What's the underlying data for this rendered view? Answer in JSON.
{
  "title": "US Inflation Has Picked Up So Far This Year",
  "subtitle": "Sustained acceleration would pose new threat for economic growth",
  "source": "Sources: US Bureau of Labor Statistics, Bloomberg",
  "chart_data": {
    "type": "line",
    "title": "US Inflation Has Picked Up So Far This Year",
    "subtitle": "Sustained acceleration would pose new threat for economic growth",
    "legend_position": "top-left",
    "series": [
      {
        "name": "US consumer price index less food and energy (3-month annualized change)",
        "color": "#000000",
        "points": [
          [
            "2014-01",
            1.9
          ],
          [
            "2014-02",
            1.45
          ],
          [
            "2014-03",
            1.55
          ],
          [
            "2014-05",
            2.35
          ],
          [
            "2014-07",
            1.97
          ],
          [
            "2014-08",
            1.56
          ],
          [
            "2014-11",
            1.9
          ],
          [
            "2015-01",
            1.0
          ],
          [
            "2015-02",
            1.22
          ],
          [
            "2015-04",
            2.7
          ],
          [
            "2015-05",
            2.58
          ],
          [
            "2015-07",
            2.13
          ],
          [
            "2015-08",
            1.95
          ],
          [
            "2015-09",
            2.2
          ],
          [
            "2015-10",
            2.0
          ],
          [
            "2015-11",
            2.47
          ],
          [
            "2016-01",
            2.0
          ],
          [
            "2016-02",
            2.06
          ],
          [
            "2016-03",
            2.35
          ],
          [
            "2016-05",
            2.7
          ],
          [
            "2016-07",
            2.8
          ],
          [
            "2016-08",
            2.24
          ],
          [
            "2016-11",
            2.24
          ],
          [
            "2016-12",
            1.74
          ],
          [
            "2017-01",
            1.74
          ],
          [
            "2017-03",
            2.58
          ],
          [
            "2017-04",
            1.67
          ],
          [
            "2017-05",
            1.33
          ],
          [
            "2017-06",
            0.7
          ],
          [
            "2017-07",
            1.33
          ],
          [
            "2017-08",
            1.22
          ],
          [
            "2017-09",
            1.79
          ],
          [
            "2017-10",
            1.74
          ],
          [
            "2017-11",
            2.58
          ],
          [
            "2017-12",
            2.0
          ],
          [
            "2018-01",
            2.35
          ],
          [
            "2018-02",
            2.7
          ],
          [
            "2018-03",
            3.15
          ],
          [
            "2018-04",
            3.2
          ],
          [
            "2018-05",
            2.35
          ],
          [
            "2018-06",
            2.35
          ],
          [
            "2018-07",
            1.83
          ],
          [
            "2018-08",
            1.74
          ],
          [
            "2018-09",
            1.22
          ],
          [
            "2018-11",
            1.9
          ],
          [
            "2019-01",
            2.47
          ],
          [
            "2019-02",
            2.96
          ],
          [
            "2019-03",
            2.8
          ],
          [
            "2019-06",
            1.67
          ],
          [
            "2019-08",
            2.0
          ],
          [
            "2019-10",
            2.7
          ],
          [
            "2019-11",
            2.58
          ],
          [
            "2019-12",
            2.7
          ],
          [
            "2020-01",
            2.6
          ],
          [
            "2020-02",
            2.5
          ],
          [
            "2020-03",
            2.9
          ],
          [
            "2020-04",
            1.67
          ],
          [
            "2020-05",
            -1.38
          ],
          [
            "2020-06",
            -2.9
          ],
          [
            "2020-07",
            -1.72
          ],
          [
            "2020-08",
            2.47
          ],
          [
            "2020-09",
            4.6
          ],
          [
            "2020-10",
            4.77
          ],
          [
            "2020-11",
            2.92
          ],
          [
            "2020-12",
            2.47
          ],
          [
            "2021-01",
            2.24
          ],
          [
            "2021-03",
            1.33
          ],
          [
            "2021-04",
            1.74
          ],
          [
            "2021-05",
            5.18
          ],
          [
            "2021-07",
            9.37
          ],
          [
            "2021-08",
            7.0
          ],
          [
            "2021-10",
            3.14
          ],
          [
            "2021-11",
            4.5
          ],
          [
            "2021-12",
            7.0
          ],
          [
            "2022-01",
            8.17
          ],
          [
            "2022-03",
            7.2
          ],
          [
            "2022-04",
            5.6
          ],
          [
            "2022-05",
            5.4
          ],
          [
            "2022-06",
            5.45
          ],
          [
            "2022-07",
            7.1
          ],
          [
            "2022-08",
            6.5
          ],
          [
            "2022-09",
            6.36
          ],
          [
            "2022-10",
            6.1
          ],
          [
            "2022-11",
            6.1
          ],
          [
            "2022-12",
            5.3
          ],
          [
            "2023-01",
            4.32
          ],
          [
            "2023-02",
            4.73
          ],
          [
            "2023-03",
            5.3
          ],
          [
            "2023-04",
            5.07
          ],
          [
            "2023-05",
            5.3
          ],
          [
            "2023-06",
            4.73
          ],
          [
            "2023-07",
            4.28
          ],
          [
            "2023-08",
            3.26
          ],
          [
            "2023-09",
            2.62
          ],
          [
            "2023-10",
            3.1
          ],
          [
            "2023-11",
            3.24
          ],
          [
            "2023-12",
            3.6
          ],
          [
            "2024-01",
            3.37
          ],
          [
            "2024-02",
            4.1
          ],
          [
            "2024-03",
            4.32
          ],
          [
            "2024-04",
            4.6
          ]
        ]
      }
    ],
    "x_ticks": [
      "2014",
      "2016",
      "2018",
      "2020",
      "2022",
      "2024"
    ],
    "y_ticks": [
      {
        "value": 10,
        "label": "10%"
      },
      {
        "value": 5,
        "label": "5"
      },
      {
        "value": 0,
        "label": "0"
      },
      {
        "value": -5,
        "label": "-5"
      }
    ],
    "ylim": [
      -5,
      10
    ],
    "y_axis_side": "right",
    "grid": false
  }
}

____________

→ **Task requirements**
Word for word, restate all of the data shown above.

→ **The result**
What's the underlying data for this rendered view? Answer in JSON.
{
  "title": "US Inflation Has Picked Up So Far This Year",
  "subtitle": "Sustained acceleration would pose new threat for economic growth",
  "source": "Sources: US Bureau of Labor Statistics, Bloomberg",
  "chart_data": {
    "type": "line",
    "title": "US Inflation Has Picked Up So Far This Year",
    "subtitle": "Sustained acceleration would pose new threat for economic growth",
    "legend_position": "top-left",
    "series": [
      {
        "name": "US consumer price index less food and energy (3-month annualized change)",
        "color": "#000000",
        "points": [
          [
            "2014-01",
            1.9
          ],
          [
            "2014-02",
            1.45
          ],
          [
            "2014-03",
            1.55
          ],
          [
            "2014-05",
            2.35
          ],
          [
            "2014-07",
            1.97
          ],
          [
            "2014-08",
            1.56
          ],
          [
            "2014-11",
            1.9
          ],
          [
            "2015-01",
            1.0
          ],
          [
            "2015-02",
            1.22
          ],
          [
            "2015-04",
            2.7
          ],
          [
            "2015-05",
            2.58
          ],
          [
            "2015-07",
            2.13
          ],
          [
            "2015-08",
            1.95
          ],
          [
            "2015-09",
            2.2
          ],
          [
            "2015-10",
            2.0
          ],
          [
            "2015-11",
            2.47
          ],
          [
            "2016-01",
            2.0
          ],
          [
            "2016-02",
            2.06
          ],
          [
            "2016-03",
            2.35
          ],
          [
            "2016-05",
            2.7
          ],
          [
            "2016-07",
            2.8
          ],
          [
            "2016-08",
            2.24
          ],
          [
            "2016-11",
            2.24
          ],
          [
            "2016-12",
            1.74
          ],
          [
            "2017-01",
            1.74
          ],
          [
            "2017-03",
            2.58
          ],
          [
            "2017-04",
            1.67
          ],
          [
            "2017-05",
            1.33
          ],
          [
            "2017-06",
            0.7
          ],
          [
            "2017-07",
            1.33
          ],
          [
            "2017-08",
            1.22
          ],
          [
            "2017-09",
            1.79
          ],
          [
            "2017-10",
            1.74
          ],
          [
            "2017-11",
            2.58
          ],
          [
            "2017-12",
            2.0
          ],
          [
            "2018-01",
            2.35
          ],
          [
            "2018-02",
            2.7
          ],
          [
            "2018-03",
            3.15
          ],
          [
            "2018-04",
            3.2
          ],
          [
            "2018-05",
            2.35
          ],
          [
            "2018-06",
            2.35
          ],
          [
            "2018-07",
            1.83
          ],
          [
            "2018-08",
            1.74
          ],
          [
            "2018-09",
            1.22
          ],
          [
            "2018-11",
            1.9
          ],
          [
            "2019-01",
            2.47
          ],
          [
            "2019-02",
            2.96
          ],
          [
            "2019-03",
            2.8
          ],
          [
            "2019-06",
            1.67
          ],
          [
            "2019-08",
            2.0
          ],
          [
            "2019-10",
            2.7
          ],
          [
            "2019-11",
            2.58
          ],
          [
            "2019-12",
            2.7
          ],
          [
            "2020-01",
            2.6
          ],
          [
            "2020-02",
            2.5
          ],
          [
            "2020-03",
            2.9
          ],
          [
            "2020-04",
            1.67
          ],
          [
            "2020-05",
            -1.38
          ],
          [
            "2020-06",
            -2.9
          ],
          [
            "2020-07",
            -1.72
          ],
          [
            "2020-08",
            2.47
          ],
          [
            "2020-09",
            4.6
          ],
          [
            "2020-10",
            4.77
          ],
          [
            "2020-11",
            2.92
          ],
          [
            "2020-12",
            2.47
          ],
          [
            "2021-01",
            2.24
          ],
          [
            "2021-03",
            1.33
          ],
          [
            "2021-04",
            1.74
          ],
          [
            "2021-05",
            5.18
          ],
          [
            "2021-07",
            9.37
          ],
          [
            "2021-08",
            7.0
          ],
          [
            "2021-10",
            3.14
          ],
          [
            "2021-11",
            4.5
          ],
          [
            "2021-12",
            7.0
          ],
          [
            "2022-01",
            8.17
          ],
          [
            "2022-03",
            7.2
          ],
          [
            "2022-04",
            5.6
          ],
          [
            "2022-05",
            5.4
          ],
          [
            "2022-06",
            5.45
          ],
          [
            "2022-07",
            7.1
          ],
          [
            "2022-08",
            6.5
          ],
          [
            "2022-09",
            6.36
          ],
          [
            "2022-10",
            6.1
          ],
          [
            "2022-11",
            6.1
          ],
          [
            "2022-12",
            5.3
          ],
          [
            "2023-01",
            4.32
          ],
          [
            "2023-02",
            4.73
          ],
          [
            "2023-03",
            5.3
          ],
          [
            "2023-04",
            5.07
          ],
          [
            "2023-05",
            5.3
          ],
          [
            "2023-06",
            4.73
          ],
          [
            "2023-07",
            4.28
          ],
          [
            "2023-08",
            3.26
          ],
          [
            "2023-09",
            2.62
          ],
          [
            "2023-10",
            3.1
          ],
          [
            "2023-11",
            3.24
          ],
          [
            "2023-12",
            3.6
          ],
          [
            "2024-01",
            3.37
          ],
          [
            "2024-02",
            4.1
          ],
          [
            "2024-03",
            4.32
          ],
          [
            "2024-04",
            4.6
          ]
        ]
      }
    ],
    "x_ticks": [
      "2014",
      "2016",
      "2018",
      "2020",
      "2022",
      "2024"
    ],
    "y_ticks": [
      {
        "value": 10,
        "label": "10%"
      },
      {
        "value": 5,
        "label": "5"
      },
      {
        "value": 0,
        "label": "0"
      },
      {
        "value": -5,
        "label": "-5"
      }
    ],
    "ylim": [
      -5,
      10
    ],
    "y_axis_side": "right",
    "grid": false
  }
}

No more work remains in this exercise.